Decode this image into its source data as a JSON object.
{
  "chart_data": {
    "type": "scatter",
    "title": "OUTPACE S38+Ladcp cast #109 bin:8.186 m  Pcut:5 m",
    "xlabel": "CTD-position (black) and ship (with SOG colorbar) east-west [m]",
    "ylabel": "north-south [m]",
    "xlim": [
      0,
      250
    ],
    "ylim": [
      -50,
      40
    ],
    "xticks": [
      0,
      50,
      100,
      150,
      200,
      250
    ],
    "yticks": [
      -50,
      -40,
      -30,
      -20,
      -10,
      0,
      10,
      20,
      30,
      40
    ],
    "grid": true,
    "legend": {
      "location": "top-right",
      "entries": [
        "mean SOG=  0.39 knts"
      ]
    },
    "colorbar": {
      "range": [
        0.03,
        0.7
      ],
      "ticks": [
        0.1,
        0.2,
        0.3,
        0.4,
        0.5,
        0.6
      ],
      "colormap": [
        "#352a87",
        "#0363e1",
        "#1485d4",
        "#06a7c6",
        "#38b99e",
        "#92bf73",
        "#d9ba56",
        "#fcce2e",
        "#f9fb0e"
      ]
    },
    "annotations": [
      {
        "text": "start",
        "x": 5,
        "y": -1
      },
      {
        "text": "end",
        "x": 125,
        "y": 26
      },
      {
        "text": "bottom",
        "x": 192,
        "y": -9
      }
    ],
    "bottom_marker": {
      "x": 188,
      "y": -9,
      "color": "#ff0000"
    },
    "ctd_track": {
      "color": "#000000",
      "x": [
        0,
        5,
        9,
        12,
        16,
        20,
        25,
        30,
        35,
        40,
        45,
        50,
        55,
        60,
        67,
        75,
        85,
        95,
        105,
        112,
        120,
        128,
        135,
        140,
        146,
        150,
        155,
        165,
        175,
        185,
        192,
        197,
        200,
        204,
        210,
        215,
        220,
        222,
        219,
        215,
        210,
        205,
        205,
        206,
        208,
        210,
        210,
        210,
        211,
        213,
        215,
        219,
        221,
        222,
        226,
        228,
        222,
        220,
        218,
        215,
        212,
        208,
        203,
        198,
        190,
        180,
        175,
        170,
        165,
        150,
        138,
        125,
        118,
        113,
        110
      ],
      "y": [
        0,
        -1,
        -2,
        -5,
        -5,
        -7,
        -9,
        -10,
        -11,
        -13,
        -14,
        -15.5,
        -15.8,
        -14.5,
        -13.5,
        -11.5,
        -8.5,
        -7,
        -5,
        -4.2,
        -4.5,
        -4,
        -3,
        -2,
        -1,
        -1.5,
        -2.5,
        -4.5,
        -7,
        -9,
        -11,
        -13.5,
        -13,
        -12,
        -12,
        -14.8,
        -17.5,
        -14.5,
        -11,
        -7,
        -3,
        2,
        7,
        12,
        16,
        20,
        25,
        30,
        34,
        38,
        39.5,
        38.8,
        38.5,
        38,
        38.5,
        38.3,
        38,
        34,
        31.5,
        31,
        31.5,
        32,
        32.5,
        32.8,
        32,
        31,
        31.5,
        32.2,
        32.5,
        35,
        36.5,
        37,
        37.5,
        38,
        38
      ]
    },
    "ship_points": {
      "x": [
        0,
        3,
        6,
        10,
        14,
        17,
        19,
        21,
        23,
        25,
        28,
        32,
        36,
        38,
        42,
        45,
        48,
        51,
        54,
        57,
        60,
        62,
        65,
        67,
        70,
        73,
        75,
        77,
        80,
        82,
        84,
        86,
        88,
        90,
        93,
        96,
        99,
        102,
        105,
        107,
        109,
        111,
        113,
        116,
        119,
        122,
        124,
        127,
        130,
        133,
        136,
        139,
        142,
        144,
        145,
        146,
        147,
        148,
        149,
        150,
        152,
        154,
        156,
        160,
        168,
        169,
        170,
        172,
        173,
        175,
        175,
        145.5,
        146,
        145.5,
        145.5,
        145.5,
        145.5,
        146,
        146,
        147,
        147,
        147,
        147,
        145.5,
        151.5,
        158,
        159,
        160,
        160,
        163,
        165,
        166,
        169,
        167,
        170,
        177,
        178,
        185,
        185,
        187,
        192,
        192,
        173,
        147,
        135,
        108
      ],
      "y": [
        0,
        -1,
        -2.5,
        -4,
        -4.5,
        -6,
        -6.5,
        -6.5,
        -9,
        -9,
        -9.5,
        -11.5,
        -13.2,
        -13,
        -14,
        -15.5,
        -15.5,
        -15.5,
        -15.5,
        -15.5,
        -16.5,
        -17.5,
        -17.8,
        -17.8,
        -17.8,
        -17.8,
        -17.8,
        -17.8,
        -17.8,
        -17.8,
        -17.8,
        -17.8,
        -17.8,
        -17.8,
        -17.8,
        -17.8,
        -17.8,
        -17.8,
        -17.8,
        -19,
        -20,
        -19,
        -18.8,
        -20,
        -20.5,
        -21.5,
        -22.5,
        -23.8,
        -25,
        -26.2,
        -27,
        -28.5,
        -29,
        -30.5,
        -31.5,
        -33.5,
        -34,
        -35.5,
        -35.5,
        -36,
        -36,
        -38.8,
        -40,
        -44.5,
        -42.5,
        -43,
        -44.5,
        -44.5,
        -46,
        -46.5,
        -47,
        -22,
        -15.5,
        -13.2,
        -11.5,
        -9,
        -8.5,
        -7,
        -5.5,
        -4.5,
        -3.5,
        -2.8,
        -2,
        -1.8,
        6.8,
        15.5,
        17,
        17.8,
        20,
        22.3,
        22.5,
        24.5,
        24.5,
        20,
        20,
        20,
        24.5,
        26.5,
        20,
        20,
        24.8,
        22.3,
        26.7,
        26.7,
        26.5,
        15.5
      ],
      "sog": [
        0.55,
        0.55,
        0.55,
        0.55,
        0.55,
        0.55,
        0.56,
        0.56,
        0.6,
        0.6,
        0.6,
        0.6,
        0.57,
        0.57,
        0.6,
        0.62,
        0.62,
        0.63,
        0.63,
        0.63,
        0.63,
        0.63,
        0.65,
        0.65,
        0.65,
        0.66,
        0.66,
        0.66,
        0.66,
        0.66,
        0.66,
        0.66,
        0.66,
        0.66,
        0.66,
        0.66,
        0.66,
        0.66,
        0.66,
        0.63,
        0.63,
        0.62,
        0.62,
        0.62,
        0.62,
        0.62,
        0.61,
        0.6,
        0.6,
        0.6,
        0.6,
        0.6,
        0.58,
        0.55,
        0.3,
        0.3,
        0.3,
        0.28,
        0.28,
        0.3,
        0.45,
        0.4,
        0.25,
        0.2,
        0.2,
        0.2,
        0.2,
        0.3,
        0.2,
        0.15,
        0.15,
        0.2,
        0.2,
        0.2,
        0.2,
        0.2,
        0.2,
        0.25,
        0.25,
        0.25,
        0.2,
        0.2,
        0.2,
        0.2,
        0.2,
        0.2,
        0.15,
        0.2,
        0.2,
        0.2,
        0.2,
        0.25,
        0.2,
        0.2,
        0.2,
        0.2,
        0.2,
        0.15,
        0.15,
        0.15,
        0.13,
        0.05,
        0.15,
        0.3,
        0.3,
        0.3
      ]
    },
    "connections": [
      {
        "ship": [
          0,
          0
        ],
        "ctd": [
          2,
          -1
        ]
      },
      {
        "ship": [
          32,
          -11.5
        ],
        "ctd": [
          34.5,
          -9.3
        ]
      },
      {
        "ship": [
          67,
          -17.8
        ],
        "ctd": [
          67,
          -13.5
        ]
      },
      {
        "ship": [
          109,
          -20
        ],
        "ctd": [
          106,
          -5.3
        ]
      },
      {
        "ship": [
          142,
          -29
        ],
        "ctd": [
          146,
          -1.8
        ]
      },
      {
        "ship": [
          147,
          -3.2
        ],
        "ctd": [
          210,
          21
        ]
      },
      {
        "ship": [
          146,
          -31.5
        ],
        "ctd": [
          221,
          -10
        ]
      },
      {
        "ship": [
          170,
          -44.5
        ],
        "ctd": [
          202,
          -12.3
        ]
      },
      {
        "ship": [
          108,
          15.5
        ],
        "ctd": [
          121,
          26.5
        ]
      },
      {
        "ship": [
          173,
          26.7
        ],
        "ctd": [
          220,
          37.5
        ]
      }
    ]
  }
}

-=-=-=-=-

* _Required task_:
Extract lines where the string "colorbar" occurs.

* _Final result_:
    "xlabel": "CTD-position (black) and ship (with SOG colorbar) east-west [m]",
    "colorbar": {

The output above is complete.